Element box annotations:
....................
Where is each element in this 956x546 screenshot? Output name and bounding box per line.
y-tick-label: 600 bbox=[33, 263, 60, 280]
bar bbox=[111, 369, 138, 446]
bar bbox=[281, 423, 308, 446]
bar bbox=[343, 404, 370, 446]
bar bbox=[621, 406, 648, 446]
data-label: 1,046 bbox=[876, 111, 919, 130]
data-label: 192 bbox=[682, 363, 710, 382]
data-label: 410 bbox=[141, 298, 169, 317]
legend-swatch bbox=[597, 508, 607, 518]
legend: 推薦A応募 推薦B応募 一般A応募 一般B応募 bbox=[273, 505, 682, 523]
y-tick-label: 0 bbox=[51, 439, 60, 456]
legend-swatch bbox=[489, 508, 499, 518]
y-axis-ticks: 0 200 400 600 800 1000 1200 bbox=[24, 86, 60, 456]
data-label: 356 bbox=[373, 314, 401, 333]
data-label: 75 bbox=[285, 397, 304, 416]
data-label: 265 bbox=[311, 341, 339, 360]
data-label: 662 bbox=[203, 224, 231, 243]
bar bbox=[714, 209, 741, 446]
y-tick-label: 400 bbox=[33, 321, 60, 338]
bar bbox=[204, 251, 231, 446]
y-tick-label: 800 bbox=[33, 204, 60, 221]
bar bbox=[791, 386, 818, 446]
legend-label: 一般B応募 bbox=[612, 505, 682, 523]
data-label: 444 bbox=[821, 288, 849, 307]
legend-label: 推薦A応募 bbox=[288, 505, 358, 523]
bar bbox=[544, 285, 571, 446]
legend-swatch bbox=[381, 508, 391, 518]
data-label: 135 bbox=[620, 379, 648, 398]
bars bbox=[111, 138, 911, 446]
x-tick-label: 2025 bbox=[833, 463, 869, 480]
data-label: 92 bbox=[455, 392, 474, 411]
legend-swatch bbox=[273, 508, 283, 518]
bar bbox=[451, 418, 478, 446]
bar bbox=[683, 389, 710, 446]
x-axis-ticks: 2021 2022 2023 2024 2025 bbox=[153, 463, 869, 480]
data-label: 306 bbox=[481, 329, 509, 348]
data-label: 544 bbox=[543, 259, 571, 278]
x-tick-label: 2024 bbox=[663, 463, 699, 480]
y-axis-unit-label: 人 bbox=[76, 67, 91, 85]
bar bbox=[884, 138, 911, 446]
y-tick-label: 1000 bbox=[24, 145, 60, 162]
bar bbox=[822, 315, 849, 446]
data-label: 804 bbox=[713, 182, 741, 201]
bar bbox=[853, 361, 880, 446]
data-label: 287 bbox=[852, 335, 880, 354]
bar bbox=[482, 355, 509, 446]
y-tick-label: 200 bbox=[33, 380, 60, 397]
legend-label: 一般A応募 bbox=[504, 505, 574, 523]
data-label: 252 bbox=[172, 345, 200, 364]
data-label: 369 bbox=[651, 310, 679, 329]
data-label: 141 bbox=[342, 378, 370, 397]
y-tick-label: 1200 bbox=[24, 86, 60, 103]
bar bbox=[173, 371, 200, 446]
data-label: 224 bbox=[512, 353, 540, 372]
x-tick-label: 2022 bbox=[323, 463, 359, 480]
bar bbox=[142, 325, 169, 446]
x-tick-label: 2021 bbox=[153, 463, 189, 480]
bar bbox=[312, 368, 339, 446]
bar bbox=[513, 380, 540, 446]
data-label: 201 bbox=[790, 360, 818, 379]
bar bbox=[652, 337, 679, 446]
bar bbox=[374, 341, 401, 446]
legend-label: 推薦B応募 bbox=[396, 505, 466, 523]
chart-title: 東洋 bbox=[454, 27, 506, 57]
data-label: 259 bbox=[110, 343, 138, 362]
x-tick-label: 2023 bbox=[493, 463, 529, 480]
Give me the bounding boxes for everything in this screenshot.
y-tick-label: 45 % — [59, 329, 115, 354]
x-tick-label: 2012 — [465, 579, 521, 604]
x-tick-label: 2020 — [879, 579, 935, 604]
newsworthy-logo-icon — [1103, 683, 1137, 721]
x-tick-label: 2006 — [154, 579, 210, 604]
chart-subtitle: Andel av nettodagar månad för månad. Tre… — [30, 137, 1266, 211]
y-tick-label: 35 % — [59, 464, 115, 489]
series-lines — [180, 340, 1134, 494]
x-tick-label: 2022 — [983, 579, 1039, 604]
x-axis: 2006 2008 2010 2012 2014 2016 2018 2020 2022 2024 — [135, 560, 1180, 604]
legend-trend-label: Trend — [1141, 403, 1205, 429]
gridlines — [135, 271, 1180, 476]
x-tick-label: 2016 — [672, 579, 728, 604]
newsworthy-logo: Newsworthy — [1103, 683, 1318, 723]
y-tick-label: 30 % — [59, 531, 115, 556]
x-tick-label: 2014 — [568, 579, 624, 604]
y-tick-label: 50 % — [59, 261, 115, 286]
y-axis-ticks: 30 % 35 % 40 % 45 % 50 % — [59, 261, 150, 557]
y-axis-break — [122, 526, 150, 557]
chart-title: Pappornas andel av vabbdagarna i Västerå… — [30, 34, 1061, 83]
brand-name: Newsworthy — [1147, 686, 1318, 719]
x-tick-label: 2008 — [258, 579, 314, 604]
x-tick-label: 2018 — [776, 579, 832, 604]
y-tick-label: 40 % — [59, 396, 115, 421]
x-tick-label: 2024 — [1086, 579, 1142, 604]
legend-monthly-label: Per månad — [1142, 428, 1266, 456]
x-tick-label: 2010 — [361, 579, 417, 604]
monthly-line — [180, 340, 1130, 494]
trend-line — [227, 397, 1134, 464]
....................
Quote the entries verbatim, starting with the first line and going on through the line that contains "legend-swatch bbox=[489, 508, 499, 518]".

REPLY:
Where is each element in this 956x546 screenshot? Output name and bounding box per line.
y-tick-label: 600 bbox=[33, 263, 60, 280]
bar bbox=[111, 369, 138, 446]
bar bbox=[281, 423, 308, 446]
bar bbox=[343, 404, 370, 446]
bar bbox=[621, 406, 648, 446]
data-label: 1,046 bbox=[876, 111, 919, 130]
data-label: 192 bbox=[682, 363, 710, 382]
data-label: 410 bbox=[141, 298, 169, 317]
legend-swatch bbox=[597, 508, 607, 518]
legend: 推薦A応募 推薦B応募 一般A応募 一般B応募 bbox=[273, 505, 682, 523]
y-tick-label: 0 bbox=[51, 439, 60, 456]
legend-swatch bbox=[489, 508, 499, 518]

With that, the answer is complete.